PROBLEM REQUIREMENTS - Which lines in the records below contain the word "image"? Copy each of them.

EXTRACTED ENTRIES -
---+---

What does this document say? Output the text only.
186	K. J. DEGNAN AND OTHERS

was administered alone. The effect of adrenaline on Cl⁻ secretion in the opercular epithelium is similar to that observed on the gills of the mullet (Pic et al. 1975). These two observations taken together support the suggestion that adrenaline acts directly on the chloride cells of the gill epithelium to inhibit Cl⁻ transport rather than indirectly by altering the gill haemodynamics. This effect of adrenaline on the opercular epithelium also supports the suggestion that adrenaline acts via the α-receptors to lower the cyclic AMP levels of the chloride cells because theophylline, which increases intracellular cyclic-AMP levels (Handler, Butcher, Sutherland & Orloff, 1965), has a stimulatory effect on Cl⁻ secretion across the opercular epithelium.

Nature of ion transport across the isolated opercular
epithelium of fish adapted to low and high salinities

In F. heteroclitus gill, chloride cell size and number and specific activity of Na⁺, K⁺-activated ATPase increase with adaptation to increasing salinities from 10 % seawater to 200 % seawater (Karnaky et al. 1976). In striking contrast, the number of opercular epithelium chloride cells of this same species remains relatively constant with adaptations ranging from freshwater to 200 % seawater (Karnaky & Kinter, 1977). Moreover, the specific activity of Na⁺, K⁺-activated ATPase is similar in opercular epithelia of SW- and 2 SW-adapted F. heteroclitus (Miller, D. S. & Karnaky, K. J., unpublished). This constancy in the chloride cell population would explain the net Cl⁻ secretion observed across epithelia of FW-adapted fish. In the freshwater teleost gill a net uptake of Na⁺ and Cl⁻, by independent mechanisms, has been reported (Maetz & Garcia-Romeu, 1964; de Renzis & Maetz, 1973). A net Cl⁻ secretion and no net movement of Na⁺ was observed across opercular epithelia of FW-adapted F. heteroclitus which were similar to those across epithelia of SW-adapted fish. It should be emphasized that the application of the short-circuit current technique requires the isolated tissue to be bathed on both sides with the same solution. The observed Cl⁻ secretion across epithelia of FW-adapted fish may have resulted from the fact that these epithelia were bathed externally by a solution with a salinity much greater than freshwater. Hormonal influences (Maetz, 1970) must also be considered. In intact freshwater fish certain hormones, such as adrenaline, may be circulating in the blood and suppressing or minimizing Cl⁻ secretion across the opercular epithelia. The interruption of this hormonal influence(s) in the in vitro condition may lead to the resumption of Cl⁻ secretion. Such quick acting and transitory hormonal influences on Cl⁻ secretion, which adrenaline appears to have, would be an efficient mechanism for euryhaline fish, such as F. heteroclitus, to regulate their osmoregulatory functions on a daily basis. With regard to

---+---

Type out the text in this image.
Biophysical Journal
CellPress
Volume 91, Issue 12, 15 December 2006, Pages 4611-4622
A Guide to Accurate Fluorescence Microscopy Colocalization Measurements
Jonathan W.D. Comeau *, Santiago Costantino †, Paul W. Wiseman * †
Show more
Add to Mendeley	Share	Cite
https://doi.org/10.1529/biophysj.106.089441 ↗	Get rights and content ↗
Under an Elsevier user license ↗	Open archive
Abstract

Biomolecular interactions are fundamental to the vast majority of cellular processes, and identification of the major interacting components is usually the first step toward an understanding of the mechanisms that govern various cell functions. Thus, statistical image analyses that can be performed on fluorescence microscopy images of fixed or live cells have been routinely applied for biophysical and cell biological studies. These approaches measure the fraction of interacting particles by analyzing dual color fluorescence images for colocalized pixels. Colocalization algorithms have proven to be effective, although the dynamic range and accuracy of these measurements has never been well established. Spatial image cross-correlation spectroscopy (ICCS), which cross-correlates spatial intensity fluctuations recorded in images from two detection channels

---+---

EXERCISE ANSWER -
Type out the text in this image.
Biomolecular interactions are fundamental to the vast majority of cellular processes, and identification of the major interacting components is usually the first step toward an understanding of the mechanisms that govern various cell functions. Thus, statistical image analyses that can be performed on fluorescence microscopy images of fixed or live cells have been routinely applied for biophysical and cell biological studies. These approaches measure the fraction of interacting particles by analyzing dual color fluorescence images for colocalized pixels. Colocalization algorithms have proven to be effective, although the dynamic range and accuracy of these measurements has never been well established. Spatial image cross-correlation spectroscopy (ICCS), which cross-correlates spatial intensity fluctuations recorded in images from two detection channels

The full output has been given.